§ WHAT NEEDS TO BE DONE
Copy each line exactly. Leave nothing out.

*** LISTING ***

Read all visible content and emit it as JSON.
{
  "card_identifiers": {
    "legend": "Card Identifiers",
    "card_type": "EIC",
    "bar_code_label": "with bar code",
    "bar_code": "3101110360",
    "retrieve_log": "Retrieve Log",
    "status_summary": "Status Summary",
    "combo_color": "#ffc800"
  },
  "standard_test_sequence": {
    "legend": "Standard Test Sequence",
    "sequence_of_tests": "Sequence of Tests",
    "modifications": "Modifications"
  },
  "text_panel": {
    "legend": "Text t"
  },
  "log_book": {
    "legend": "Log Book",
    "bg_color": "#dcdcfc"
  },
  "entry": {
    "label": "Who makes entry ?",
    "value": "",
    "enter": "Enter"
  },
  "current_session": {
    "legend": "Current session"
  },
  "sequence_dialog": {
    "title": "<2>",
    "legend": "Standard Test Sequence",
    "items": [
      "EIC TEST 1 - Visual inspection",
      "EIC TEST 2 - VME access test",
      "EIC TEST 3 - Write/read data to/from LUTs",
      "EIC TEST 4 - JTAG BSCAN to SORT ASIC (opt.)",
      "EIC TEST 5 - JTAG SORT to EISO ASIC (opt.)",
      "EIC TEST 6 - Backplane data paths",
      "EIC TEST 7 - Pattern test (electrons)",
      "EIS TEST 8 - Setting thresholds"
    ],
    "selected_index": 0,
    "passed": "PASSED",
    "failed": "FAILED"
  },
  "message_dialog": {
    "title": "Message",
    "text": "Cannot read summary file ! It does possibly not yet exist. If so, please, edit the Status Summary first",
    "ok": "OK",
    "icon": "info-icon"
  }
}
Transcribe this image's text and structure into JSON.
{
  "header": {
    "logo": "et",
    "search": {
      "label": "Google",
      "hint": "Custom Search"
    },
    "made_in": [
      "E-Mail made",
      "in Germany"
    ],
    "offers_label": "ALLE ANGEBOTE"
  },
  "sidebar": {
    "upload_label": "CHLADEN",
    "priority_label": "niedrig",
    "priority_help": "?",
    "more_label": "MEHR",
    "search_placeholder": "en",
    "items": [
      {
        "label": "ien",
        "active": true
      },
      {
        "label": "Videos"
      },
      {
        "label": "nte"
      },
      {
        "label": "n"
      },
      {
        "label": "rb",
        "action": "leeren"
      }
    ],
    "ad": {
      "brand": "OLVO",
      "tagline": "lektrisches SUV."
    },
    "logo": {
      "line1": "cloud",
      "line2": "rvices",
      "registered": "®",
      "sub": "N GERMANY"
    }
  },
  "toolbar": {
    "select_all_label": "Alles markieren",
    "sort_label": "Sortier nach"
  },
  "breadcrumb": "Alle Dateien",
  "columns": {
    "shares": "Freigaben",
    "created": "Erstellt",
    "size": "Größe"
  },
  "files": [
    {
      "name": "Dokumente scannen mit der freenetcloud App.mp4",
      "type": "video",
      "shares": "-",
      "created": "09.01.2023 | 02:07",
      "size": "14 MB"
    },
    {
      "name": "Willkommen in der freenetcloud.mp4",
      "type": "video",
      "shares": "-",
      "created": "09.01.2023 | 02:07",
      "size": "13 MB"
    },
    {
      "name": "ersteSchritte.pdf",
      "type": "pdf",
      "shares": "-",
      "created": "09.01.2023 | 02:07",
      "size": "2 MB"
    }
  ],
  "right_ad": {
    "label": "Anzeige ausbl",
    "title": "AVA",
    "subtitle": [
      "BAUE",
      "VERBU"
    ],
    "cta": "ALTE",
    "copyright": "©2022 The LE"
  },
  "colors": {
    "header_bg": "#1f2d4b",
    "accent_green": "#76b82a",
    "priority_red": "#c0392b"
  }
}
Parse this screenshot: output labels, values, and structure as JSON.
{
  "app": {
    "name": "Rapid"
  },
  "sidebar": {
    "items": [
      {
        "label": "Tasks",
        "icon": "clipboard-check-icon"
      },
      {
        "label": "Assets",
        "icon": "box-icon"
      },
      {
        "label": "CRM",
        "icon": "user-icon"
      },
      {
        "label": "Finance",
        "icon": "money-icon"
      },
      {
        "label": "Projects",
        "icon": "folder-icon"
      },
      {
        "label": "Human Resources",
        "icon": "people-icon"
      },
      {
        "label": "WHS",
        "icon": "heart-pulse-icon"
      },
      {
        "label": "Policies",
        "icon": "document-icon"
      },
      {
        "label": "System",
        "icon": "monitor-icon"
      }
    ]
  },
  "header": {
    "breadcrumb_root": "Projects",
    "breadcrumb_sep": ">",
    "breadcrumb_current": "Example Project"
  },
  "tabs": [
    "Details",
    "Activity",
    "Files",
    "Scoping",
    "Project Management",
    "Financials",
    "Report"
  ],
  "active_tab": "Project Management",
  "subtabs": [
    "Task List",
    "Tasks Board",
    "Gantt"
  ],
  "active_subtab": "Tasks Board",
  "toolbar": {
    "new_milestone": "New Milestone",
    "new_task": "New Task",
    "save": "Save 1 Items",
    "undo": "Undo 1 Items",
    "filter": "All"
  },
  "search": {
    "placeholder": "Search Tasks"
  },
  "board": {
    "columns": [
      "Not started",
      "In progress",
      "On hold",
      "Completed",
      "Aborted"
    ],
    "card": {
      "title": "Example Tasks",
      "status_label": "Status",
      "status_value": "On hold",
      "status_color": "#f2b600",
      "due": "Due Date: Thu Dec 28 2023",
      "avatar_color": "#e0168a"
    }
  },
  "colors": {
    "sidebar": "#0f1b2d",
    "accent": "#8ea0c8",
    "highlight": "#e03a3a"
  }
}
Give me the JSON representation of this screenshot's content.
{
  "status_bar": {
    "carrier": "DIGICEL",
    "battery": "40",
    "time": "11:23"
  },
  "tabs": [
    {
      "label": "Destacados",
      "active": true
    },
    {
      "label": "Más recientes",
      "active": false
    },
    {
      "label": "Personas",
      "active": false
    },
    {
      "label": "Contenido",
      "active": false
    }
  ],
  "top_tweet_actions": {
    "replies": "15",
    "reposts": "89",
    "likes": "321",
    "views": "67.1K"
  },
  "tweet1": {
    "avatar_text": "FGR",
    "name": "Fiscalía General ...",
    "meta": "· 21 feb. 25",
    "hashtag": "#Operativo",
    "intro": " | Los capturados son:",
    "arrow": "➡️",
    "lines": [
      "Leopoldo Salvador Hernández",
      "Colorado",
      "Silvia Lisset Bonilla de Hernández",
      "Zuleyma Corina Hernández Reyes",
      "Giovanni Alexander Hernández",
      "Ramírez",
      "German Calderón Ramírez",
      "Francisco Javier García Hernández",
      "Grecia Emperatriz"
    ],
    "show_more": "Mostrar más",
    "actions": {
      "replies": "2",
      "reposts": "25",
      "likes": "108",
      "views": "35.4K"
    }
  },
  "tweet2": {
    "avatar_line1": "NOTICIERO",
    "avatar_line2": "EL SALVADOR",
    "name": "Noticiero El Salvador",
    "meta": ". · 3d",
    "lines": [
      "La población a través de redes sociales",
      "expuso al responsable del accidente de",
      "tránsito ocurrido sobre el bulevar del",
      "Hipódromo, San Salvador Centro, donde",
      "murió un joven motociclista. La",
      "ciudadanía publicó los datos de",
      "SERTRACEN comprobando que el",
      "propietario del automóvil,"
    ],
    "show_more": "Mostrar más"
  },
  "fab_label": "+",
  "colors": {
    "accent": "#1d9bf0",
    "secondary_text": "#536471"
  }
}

***

§ WRITTEN REPLY
Read all visible content and emit it as JSON.
{
  "card_identifiers": {
    "legend": "Card Identifiers",
    "card_type": "EIC",
    "bar_code_label": "with bar code",
    "bar_code": "3101110360",
    "retrieve_log": "Retrieve Log",
    "status_summary": "Status Summary",
    "combo_color": "#ffc800"
  },
  "standard_test_sequence": {
    "legend": "Standard Test Sequence",
    "sequence_of_tests": "Sequence of Tests",
    "modifications": "Modifications"
  },
  "text_panel": {
    "legend": "Text t"
  },
  "log_book": {
    "legend": "Log Book",
    "bg_color": "#dcdcfc"
  },
  "entry": {
    "label": "Who makes entry ?",
    "value": "",
    "enter": "Enter"
  },
  "current_session": {
    "legend": "Current session"
  },
  "sequence_dialog": {
    "title": "<2>",
    "legend": "Standard Test Sequence",
    "items": [
      "EIC TEST 1 - Visual inspection",
      "EIC TEST 2 - VME access test",
      "EIC TEST 3 - Write/read data to/from LUTs",
      "EIC TEST 4 - JTAG BSCAN to SORT ASIC (opt.)",
      "EIC TEST 5 - JTAG SORT to EISO ASIC (opt.)",
      "EIC TEST 6 - Backplane data paths",
      "EIC TEST 7 - Pattern test (electrons)",
      "EIS TEST 8 - Setting thresholds"
    ],
    "selected_index": 0,
    "passed": "PASSED",
    "failed": "FAILED"
  },
  "message_dialog": {
    "title": "Message",
    "text": "Cannot read summary file ! It does possibly not yet exist. If so, please, edit the Status Summary first",
    "ok": "OK",
    "icon": "info-icon"
  }
}
Transcribe this image's text and structure into JSON.
{
  "header": {
    "logo": "et",
    "search": {
      "label": "Google",
      "hint": "Custom Search"
    },
    "made_in": [
      "E-Mail made",
      "in Germany"
    ],
    "offers_label": "ALLE ANGEBOTE"
  },
  "sidebar": {
    "upload_label": "CHLADEN",
    "priority_label": "niedrig",
    "priority_help": "?",
    "more_label": "MEHR",
    "search_placeholder": "en",
    "items": [
      {
        "label": "ien",
        "active": true
      },
      {
        "label": "Videos"
      },
      {
        "label": "nte"
      },
      {
        "label": "n"
      },
      {
        "label": "rb",
        "action": "leeren"
      }
    ],
    "ad": {
      "brand": "OLVO",
      "tagline": "lektrisches SUV."
    },
    "logo": {
      "line1": "cloud",
      "line2": "rvices",
      "registered": "®",
      "sub": "N GERMANY"
    }
  },
  "toolbar": {
    "select_all_label": "Alles markieren",
    "sort_label": "Sortier nach"
  },
  "breadcrumb": "Alle Dateien",
  "columns": {
    "shares": "Freigaben",
    "created": "Erstellt",
    "size": "Größe"
  },
  "files": [
    {
      "name": "Dokumente scannen mit der freenetcloud App.mp4",
      "type": "video",
      "shares": "-",
      "created": "09.01.2023 | 02:07",
      "size": "14 MB"
    },
    {
      "name": "Willkommen in der freenetcloud.mp4",
      "type": "video",
      "shares": "-",
      "created": "09.01.2023 | 02:07",
      "size": "13 MB"
    },
    {
      "name": "ersteSchritte.pdf",
      "type": "pdf",
      "shares": "-",
      "created": "09.01.2023 | 02:07",
      "size": "2 MB"
    }
  ],
  "right_ad": {
    "label": "Anzeige ausbl",
    "title": "AVA",
    "subtitle": [
      "BAUE",
      "VERBU"
    ],
    "cta": "ALTE",
    "copyright": "©2022 The LE"
  },
  "colors": {
    "header_bg": "#1f2d4b",
    "accent_green": "#76b82a",
    "priority_red": "#c0392b"
  }
}
Parse this screenshot: output labels, values, and structure as JSON.
{
  "app": {
    "name": "Rapid"
  },
  "sidebar": {
    "items": [
      {
        "label": "Tasks",
        "icon": "clipboard-check-icon"
      },
      {
        "label": "Assets",
        "icon": "box-icon"
      },
      {
        "label": "CRM",
        "icon": "user-icon"
      },
      {
        "label": "Finance",
        "icon": "money-icon"
      },
      {
        "label": "Projects",
        "icon": "folder-icon"
      },
      {
        "label": "Human Resources",
        "icon": "people-icon"
      },
      {
        "label": "WHS",
        "icon": "heart-pulse-icon"
      },
      {
        "label": "Policies",
        "icon": "document-icon"
      },
      {
        "label": "System",
        "icon": "monitor-icon"
      }
    ]
  },
  "header": {
    "breadcrumb_root": "Projects",
    "breadcrumb_sep": ">",
    "breadcrumb_current": "Example Project"
  },
  "tabs": [
    "Details",
    "Activity",
    "Files",
    "Scoping",
    "Project Management",
    "Financials",
    "Report"
  ],
  "active_tab": "Project Management",
  "subtabs": [
    "Task List",
    "Tasks Board",
    "Gantt"
  ],
  "active_subtab": "Tasks Board",
  "toolbar": {
    "new_milestone": "New Milestone",
    "new_task": "New Task",
    "save": "Save 1 Items",
    "undo": "Undo 1 Items",
    "filter": "All"
  },
  "search": {
    "placeholder": "Search Tasks"
  },
  "board": {
    "columns": [
      "Not started",
      "In progress",
      "On hold",
      "Completed",
      "Aborted"
    ],
    "card": {
      "title": "Example Tasks",
      "status_label": "Status",
      "status_value": "On hold",
      "status_color": "#f2b600",
      "due": "Due Date: Thu Dec 28 2023",
      "avatar_color": "#e0168a"
    }
  },
  "colors": {
    "sidebar": "#0f1b2d",
    "accent": "#8ea0c8",
    "highlight": "#e03a3a"
  }
}
Give me the JSON representation of this screenshot's content.
{
  "status_bar": {
    "carrier": "DIGICEL",
    "battery": "40",
    "time": "11:23"
  },
  "tabs": [
    {
      "label": "Destacados",
      "active": true
    },
    {
      "label": "Más recientes",
      "active": false
    },
    {
      "label": "Personas",
      "active": false
    },
    {
      "label": "Contenido",
      "active": false
    }
  ],
  "top_tweet_actions": {
    "replies": "15",
    "reposts": "89",
    "likes": "321",
    "views": "67.1K"
  },
  "tweet1": {
    "avatar_text": "FGR",
    "name": "Fiscalía General ...",
    "meta": "· 21 feb. 25",
    "hashtag": "#Operativo",
    "intro": " | Los capturados son:",
    "arrow": "➡️",
    "lines": [
      "Leopoldo Salvador Hernández",
      "Colorado",
      "Silvia Lisset Bonilla de Hernández",
      "Zuleyma Corina Hernández Reyes",
      "Giovanni Alexander Hernández",
      "Ramírez",
      "German Calderón Ramírez",
      "Francisco Javier García Hernández",
      "Grecia Emperatriz"
    ],
    "show_more": "Mostrar más",
    "actions": {
      "replies": "2",
      "reposts": "25",
      "likes": "108",
      "views": "35.4K"
    }
  },
  "tweet2": {
    "avatar_line1": "NOTICIERO",
    "avatar_line2": "EL SALVADOR",
    "name": "Noticiero El Salvador",
    "meta": ". · 3d",
    "lines": [
      "La población a través de redes sociales",
      "expuso al responsable del accidente de",
      "tránsito ocurrido sobre el bulevar del",
      "Hipódromo, San Salvador Centro, donde",
      "murió un joven motociclista. La",
      "ciudadanía publicó los datos de",
      "SERTRACEN comprobando que el",
      "propietario del automóvil,"
    ],
    "show_more": "Mostrar más"
  },
  "fab_label": "+",
  "colors": {
    "accent": "#1d9bf0",
    "secondary_text": "#536471"
  }
}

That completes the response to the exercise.